> _Required task_
Using the entries below, output exactly the line containing "Enumerate this screenshot's" and all lines that follow it to the end.

> _Dataset records_

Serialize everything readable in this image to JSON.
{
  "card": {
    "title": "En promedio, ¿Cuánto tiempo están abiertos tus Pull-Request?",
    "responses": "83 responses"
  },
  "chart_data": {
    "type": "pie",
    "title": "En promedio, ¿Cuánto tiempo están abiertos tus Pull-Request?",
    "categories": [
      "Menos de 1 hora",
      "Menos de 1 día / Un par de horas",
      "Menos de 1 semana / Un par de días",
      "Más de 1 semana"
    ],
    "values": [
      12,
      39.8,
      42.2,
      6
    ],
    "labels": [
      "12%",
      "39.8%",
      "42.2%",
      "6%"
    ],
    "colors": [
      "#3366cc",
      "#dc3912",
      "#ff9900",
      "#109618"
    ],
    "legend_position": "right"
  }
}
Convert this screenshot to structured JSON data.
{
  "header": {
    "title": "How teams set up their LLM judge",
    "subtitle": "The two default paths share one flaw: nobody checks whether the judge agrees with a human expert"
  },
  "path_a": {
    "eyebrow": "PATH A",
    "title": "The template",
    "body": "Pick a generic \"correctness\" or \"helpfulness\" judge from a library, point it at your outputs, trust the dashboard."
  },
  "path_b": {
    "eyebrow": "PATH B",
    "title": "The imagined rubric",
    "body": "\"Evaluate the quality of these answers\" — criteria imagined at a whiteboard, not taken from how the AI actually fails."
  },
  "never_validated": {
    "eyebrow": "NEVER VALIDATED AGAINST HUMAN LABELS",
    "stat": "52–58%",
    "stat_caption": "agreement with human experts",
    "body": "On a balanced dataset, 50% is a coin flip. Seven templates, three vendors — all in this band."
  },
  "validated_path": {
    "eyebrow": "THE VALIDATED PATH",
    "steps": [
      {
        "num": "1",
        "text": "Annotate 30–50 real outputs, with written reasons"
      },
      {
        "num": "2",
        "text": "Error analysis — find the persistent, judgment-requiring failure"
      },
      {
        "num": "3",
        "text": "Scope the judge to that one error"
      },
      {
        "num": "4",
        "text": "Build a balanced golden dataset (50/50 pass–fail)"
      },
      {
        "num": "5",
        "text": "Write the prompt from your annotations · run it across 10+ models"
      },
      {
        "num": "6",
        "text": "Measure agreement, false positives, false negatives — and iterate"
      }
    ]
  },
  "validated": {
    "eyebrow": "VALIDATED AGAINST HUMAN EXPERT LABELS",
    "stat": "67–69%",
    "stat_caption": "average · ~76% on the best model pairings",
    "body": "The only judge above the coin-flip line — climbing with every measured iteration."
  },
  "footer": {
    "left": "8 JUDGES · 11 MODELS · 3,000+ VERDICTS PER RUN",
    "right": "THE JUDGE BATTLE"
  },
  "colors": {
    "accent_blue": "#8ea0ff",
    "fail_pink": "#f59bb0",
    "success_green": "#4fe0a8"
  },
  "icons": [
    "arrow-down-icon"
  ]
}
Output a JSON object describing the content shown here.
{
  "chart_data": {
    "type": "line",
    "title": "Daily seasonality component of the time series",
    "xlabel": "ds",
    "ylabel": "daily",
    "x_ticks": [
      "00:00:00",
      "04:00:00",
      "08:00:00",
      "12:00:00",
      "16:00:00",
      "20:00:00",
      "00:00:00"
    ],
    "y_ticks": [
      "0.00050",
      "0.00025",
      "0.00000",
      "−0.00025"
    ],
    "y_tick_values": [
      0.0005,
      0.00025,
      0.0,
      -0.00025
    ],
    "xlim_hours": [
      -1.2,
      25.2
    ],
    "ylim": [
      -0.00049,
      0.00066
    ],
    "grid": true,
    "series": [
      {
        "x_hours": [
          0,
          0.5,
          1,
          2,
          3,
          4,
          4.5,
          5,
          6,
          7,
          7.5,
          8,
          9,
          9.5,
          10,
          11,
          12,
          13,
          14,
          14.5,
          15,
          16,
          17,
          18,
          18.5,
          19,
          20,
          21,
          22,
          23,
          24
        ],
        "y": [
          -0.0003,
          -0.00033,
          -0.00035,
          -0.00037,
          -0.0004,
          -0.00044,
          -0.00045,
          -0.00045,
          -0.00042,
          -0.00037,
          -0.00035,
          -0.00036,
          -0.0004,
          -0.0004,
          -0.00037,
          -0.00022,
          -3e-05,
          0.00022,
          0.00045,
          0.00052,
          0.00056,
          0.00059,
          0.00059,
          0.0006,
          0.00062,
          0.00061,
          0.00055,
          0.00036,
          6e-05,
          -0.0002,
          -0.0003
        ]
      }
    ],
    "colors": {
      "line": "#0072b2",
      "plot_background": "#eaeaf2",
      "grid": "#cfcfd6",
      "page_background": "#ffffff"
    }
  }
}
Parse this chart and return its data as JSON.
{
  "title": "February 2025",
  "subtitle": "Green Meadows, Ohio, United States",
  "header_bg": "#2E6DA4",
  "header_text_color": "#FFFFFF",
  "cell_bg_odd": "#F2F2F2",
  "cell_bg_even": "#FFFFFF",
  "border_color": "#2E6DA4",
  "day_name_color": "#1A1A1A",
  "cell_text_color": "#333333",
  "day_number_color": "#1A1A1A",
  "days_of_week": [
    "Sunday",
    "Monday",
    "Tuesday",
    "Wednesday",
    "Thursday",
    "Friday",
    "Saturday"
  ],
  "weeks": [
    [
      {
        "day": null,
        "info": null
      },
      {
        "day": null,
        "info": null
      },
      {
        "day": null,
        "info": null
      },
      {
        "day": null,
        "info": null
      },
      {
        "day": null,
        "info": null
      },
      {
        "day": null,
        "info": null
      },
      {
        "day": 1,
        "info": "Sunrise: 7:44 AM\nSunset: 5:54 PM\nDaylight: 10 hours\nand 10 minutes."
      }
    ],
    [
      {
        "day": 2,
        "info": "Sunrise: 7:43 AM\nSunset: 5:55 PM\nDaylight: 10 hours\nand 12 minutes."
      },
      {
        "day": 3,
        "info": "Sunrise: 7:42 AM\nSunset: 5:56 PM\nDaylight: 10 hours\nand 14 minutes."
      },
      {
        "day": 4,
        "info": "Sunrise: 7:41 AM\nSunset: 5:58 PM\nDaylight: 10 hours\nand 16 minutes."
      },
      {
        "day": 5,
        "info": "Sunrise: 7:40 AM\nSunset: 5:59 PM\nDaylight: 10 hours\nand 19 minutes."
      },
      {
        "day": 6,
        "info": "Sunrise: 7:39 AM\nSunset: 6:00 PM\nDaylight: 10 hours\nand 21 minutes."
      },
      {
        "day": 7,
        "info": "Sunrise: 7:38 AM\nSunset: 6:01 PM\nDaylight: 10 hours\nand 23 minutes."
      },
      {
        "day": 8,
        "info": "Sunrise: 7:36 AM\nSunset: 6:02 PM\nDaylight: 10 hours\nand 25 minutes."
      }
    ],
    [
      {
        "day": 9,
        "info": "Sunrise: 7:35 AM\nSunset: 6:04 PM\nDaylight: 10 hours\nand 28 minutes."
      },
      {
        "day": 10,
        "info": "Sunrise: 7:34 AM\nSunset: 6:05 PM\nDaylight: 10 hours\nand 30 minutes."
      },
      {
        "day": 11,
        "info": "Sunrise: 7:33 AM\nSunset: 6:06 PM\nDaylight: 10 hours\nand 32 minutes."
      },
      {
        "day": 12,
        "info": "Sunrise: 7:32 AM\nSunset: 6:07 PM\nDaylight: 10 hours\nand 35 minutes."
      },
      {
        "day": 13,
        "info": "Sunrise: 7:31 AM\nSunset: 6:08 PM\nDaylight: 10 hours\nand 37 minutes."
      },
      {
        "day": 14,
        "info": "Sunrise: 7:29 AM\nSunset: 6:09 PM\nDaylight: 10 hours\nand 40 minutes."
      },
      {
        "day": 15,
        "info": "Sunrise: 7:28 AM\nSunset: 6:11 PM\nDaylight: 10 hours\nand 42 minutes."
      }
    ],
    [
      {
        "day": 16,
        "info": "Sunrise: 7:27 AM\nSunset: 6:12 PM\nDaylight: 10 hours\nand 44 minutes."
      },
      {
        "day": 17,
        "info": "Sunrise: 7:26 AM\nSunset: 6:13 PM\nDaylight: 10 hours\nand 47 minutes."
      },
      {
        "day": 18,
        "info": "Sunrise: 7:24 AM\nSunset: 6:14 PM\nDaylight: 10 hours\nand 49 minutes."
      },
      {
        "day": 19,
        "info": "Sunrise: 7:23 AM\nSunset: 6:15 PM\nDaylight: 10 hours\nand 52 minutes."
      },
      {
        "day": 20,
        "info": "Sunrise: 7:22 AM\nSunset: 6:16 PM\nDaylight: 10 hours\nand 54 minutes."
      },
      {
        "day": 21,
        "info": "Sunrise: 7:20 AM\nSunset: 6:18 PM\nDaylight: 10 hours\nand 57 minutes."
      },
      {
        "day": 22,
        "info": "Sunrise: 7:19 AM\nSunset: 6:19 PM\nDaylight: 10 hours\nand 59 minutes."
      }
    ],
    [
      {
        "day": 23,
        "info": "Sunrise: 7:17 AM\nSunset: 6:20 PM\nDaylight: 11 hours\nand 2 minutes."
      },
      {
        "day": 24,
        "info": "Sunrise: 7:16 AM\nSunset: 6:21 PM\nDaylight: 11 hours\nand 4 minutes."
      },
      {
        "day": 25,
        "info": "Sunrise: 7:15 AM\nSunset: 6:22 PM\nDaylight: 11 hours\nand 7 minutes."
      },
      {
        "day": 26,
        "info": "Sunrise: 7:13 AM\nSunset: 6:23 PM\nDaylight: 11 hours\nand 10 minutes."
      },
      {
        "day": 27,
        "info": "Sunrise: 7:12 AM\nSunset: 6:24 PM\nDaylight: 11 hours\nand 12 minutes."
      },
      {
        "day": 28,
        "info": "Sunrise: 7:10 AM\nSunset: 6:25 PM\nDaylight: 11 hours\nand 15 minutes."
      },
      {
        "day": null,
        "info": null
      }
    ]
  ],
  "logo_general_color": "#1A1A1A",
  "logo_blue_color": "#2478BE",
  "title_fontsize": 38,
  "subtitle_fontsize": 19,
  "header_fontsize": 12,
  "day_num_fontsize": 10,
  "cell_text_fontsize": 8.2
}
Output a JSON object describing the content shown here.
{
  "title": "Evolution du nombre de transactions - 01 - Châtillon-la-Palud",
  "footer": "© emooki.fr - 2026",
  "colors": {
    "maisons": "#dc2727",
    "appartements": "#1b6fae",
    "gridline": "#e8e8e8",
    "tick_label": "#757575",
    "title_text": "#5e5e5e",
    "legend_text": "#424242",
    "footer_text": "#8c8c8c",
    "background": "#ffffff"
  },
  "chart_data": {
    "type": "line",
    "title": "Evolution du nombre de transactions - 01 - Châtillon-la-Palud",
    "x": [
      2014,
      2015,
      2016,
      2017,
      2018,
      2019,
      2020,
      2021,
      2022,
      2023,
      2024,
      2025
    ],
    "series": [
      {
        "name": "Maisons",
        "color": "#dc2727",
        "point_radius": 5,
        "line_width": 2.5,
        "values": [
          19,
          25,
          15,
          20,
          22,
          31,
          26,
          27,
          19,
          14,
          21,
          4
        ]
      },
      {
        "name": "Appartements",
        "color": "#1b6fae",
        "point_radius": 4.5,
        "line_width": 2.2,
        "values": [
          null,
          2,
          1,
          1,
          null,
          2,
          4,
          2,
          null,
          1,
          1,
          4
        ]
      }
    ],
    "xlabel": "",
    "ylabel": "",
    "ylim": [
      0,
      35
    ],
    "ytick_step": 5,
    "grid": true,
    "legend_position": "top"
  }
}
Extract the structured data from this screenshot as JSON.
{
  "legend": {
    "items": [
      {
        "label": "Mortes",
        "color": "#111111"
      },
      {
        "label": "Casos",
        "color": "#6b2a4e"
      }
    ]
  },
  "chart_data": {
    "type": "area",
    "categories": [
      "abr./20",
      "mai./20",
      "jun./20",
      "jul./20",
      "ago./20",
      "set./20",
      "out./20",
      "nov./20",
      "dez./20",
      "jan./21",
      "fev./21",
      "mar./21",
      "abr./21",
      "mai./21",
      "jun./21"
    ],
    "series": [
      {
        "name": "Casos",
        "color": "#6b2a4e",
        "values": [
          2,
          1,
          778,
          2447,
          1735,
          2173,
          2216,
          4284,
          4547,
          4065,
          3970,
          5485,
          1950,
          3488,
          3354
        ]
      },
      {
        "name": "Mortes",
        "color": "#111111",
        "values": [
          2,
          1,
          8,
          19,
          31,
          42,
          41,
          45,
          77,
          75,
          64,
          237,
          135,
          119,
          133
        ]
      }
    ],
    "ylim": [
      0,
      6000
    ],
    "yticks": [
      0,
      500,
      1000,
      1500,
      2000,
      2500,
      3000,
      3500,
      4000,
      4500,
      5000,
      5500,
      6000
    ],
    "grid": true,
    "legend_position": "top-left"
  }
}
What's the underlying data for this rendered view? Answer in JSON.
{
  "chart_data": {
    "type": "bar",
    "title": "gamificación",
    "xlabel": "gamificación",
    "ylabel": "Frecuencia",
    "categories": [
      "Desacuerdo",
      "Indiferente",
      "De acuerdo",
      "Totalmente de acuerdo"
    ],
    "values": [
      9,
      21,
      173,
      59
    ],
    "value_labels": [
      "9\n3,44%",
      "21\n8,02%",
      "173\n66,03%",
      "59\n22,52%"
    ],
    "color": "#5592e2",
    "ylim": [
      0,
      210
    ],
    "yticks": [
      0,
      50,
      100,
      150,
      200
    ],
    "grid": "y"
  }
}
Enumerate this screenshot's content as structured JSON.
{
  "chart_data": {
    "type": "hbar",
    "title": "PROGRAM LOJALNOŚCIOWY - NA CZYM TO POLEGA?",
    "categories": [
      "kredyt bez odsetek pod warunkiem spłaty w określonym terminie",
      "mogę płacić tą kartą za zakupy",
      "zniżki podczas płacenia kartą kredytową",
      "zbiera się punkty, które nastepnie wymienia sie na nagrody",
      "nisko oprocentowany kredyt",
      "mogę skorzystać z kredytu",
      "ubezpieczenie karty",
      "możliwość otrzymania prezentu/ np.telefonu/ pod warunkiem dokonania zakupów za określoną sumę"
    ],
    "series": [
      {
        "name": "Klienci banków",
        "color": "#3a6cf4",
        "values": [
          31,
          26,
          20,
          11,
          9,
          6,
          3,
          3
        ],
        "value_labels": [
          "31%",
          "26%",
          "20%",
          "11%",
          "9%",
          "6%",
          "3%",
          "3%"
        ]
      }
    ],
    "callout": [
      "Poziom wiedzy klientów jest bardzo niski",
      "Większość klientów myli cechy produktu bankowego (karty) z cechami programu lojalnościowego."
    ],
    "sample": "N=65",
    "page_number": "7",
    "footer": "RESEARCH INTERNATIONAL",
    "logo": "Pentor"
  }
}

> _Correct result_
Enumerate this screenshot's content as structured JSON.
{
  "chart_data": {
    "type": "hbar",
    "title": "PROGRAM LOJALNOŚCIOWY - NA CZYM TO POLEGA?",
    "categories": [
      "kredyt bez odsetek pod warunkiem spłaty w określonym terminie",
      "mogę płacić tą kartą za zakupy",
      "zniżki podczas płacenia kartą kredytową",
      "zbiera się punkty, które nastepnie wymienia sie na nagrody",
      "nisko oprocentowany kredyt",
      "mogę skorzystać z kredytu",
      "ubezpieczenie karty",
      "możliwość otrzymania prezentu/ np.telefonu/ pod warunkiem dokonania zakupów za określoną sumę"
    ],
    "series": [
      {
        "name": "Klienci banków",
        "color": "#3a6cf4",
        "values": [
          31,
          26,
          20,
          11,
          9,
          6,
          3,
          3
        ],
        "value_labels": [
          "31%",
          "26%",
          "20%",
          "11%",
          "9%",
          "6%",
          "3%",
          "3%"
        ]
      }
    ],
    "callout": [
      "Poziom wiedzy klientów jest bardzo niski",
      "Większość klientów myli cechy produktu bankowego (karty) z cechami programu lojalnościowego."
    ],
    "sample": "N=65",
    "page_number": "7",
    "footer": "RESEARCH INTERNATIONAL",
    "logo": "Pentor"
  }
}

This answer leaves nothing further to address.